## Dataset excerpt
BEGIN
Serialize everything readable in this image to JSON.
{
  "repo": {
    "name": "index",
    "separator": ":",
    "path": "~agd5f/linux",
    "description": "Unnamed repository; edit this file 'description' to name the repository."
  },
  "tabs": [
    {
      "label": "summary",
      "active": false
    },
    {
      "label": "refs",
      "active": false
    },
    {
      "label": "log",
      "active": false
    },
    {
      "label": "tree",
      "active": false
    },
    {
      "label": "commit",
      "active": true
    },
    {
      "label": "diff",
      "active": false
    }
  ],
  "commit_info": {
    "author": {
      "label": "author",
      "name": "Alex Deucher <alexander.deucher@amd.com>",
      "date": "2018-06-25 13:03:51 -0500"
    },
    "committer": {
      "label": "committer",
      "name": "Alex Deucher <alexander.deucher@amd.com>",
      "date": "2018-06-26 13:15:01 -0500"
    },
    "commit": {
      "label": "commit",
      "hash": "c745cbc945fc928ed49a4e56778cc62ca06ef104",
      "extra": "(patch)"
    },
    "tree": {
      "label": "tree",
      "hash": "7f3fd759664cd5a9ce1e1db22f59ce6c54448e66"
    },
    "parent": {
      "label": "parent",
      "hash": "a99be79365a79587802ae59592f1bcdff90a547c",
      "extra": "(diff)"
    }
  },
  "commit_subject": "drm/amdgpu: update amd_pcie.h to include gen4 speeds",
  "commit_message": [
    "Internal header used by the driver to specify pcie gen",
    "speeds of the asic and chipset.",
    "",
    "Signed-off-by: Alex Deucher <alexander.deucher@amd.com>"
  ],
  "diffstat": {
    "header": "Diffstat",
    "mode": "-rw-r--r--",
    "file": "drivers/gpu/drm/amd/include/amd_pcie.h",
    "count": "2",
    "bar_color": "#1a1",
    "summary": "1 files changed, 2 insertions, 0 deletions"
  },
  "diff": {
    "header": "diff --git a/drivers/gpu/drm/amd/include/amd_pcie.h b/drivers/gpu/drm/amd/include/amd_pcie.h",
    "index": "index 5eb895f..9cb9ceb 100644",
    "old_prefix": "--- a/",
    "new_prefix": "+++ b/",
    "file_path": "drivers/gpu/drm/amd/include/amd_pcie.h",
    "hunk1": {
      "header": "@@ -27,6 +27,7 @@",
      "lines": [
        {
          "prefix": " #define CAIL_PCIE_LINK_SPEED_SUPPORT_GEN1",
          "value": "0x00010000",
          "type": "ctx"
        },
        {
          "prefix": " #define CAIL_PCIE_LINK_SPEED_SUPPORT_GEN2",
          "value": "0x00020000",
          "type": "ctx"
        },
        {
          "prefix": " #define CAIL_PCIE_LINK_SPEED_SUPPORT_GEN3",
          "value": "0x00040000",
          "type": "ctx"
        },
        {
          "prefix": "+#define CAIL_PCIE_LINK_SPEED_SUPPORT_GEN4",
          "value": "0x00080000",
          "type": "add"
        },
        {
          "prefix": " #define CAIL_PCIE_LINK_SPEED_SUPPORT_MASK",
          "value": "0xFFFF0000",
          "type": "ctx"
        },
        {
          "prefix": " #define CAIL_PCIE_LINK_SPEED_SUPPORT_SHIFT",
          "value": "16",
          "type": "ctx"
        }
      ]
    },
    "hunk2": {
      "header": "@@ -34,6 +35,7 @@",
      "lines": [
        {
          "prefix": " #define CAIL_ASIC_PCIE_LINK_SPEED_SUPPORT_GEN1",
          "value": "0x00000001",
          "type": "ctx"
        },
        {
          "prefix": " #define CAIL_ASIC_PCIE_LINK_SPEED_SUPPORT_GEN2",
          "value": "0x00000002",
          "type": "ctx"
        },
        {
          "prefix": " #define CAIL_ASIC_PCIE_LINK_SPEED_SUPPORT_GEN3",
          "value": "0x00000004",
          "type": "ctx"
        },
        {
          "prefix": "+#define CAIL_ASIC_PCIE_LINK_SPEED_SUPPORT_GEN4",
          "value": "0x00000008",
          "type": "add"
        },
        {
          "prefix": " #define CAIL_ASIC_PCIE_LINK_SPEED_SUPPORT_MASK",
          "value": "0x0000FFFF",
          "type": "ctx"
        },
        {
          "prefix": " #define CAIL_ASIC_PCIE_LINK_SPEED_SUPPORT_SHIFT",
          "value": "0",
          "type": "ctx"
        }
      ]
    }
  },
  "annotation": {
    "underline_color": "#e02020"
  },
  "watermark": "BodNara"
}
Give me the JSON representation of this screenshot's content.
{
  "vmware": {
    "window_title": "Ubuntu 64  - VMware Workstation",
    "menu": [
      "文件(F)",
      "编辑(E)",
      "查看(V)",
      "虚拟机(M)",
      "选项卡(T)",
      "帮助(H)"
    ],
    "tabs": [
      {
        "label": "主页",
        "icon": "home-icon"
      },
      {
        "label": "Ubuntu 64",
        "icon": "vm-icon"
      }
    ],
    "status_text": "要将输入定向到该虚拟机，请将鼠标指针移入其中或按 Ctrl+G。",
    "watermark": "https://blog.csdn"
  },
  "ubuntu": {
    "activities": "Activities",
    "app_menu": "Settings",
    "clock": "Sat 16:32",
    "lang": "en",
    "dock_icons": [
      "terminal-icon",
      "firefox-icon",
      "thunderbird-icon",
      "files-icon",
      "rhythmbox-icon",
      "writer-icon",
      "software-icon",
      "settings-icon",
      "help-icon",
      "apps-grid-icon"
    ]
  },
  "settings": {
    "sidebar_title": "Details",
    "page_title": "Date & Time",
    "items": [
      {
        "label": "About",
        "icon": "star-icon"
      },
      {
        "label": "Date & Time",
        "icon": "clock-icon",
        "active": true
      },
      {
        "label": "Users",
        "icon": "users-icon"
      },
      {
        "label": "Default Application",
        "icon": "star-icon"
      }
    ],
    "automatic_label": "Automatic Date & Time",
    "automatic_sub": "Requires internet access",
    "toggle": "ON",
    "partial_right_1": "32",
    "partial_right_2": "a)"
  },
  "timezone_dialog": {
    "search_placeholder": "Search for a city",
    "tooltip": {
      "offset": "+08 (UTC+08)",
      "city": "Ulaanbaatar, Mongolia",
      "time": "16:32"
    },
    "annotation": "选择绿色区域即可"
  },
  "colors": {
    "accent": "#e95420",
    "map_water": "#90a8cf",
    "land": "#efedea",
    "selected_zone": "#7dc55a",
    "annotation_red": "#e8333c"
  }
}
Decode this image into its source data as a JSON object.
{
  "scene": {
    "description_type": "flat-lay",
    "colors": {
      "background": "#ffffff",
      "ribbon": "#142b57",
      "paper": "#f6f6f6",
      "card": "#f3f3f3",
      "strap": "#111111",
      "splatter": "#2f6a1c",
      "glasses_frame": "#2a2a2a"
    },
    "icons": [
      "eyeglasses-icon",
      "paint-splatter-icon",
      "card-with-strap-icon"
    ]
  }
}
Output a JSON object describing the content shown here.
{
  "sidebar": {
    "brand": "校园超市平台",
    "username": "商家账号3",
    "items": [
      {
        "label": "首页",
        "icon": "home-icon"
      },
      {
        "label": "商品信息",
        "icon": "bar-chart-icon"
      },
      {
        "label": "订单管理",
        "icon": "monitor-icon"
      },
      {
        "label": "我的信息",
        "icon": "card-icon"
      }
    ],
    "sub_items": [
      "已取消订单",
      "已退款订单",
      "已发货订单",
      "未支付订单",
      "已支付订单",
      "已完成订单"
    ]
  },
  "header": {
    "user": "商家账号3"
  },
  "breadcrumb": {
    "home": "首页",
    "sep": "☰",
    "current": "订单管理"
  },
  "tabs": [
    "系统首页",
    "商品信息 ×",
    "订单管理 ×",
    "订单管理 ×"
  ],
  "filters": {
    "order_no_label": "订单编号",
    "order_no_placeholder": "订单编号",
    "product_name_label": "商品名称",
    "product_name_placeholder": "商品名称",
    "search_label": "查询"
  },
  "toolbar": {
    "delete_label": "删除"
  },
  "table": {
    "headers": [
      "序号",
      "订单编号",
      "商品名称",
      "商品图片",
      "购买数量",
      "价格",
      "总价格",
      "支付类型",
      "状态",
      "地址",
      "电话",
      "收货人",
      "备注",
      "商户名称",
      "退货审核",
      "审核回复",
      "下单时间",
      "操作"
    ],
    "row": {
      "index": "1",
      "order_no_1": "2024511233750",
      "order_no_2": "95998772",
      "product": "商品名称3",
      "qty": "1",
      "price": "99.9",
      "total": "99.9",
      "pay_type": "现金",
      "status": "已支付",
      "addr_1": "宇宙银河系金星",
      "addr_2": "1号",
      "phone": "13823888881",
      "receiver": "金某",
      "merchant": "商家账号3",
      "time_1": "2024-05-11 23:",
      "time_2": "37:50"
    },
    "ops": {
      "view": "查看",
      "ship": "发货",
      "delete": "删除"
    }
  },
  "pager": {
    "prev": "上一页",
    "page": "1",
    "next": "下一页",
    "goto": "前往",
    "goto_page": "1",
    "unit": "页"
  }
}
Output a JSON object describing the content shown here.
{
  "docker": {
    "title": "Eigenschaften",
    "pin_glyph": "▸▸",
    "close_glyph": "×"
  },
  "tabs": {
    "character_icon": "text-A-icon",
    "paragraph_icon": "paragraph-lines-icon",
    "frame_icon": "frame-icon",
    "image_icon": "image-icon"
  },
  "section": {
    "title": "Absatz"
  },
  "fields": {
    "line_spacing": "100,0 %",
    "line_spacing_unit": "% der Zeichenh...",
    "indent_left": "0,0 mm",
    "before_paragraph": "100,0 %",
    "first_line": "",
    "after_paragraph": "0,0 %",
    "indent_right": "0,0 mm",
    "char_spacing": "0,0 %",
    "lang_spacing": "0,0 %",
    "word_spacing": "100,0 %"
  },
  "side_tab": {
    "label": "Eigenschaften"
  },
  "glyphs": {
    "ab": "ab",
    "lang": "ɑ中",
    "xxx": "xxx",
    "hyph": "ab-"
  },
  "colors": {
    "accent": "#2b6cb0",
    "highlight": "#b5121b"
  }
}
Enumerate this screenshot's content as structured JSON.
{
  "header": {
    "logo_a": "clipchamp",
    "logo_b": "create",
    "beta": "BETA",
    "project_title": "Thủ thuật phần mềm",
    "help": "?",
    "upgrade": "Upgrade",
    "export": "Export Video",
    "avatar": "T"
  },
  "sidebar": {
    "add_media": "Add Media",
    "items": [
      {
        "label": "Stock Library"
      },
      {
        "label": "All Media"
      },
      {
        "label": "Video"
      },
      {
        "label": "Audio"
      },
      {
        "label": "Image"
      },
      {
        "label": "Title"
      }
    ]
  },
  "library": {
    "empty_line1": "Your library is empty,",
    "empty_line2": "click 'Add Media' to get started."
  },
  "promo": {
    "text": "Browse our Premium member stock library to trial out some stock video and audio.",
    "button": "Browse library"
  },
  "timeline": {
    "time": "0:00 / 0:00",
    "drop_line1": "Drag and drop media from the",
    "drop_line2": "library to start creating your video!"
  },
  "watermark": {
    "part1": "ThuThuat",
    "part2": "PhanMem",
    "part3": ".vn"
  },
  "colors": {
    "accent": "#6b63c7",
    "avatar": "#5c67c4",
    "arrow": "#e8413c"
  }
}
END
## REQUIREMENT
Lines containing the string "accent" are to be selected and copied.

## WRITTEN ANSWER
    "accent": "#e95420",
    "accent": "#2b6cb0",
    "accent": "#6b63c7",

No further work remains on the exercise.